Figure dataset records:

------------------------------------------------------------

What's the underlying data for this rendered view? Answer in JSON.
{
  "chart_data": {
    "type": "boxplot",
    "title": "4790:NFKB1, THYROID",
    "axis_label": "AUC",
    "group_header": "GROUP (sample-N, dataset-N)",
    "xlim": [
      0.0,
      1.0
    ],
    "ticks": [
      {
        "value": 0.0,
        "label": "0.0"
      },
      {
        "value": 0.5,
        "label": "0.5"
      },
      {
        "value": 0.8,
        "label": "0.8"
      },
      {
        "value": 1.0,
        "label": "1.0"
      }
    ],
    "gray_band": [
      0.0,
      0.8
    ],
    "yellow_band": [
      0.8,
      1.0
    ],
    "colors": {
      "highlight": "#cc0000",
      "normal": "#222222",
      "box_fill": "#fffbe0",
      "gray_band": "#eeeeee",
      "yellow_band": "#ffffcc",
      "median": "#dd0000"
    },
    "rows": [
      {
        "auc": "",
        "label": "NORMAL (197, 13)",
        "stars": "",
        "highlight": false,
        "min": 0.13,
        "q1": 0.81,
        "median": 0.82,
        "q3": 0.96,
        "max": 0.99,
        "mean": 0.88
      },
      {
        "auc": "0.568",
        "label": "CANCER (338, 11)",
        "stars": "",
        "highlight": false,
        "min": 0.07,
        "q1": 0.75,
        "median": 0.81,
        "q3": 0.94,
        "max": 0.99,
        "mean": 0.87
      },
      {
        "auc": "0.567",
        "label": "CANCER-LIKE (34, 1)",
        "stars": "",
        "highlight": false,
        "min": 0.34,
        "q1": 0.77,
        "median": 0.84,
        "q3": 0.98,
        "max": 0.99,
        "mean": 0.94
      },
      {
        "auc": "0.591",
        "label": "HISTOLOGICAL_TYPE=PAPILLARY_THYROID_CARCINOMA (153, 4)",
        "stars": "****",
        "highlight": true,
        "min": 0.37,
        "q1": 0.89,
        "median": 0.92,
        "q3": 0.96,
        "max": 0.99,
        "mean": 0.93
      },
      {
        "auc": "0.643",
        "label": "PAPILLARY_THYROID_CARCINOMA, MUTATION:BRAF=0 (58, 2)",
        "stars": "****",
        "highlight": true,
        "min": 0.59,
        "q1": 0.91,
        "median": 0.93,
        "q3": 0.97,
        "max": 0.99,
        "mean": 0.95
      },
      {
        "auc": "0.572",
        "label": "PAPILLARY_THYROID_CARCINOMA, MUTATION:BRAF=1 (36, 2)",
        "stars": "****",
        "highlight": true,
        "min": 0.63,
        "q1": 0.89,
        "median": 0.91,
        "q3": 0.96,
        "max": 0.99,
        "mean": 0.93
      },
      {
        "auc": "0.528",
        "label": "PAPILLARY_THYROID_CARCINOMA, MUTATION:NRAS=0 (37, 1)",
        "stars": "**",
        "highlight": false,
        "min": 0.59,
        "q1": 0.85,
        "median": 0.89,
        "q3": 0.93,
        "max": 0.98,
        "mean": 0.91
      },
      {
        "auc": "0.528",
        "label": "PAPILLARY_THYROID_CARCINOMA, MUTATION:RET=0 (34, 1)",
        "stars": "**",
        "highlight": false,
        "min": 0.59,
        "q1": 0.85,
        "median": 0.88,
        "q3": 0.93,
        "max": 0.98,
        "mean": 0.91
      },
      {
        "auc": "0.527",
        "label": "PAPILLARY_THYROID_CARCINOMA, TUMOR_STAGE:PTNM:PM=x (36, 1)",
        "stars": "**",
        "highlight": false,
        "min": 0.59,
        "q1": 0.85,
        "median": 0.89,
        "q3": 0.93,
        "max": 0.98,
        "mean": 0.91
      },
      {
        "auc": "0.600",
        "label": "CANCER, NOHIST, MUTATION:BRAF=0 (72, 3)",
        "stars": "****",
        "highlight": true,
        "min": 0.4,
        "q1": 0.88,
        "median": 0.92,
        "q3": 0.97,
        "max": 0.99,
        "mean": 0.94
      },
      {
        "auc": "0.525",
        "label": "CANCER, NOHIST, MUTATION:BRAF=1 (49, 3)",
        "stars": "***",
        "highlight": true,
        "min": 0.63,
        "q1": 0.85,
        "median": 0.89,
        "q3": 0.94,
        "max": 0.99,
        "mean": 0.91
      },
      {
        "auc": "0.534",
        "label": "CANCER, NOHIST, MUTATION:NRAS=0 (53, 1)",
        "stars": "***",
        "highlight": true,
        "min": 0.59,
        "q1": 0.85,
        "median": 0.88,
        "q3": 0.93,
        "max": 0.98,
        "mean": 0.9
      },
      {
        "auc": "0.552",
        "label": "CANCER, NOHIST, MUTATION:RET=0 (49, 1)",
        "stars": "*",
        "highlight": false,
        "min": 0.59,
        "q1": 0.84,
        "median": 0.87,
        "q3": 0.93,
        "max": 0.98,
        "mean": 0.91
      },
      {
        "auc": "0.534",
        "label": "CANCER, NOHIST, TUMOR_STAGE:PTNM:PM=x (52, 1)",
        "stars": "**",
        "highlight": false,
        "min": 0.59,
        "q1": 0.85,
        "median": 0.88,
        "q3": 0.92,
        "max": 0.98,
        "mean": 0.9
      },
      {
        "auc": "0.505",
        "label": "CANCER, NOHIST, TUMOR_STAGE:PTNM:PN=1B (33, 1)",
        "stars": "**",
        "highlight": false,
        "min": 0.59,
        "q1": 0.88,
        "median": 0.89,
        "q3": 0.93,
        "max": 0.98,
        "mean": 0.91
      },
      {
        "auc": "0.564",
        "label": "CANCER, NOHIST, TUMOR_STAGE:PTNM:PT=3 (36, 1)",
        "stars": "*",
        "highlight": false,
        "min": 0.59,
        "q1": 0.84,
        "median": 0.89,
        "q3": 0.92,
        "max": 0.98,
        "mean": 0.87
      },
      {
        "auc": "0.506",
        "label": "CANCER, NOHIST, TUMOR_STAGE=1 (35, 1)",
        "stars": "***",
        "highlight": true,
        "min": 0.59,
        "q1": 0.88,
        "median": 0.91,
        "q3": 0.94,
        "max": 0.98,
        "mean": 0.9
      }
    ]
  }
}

------------------------------------------------------------

Please go through the data and copy each line containing the word "BRAF".

        "label": "PAPILLARY_THYROID_CARCINOMA, MUTATION:BRAF=0 (58, 2)",
        "label": "PAPILLARY_THYROID_CARCINOMA, MUTATION:BRAF=1 (36, 2)",
        "label": "CANCER, NOHIST, MUTATION:BRAF=0 (72, 3)",
        "label": "CANCER, NOHIST, MUTATION:BRAF=1 (49, 3)",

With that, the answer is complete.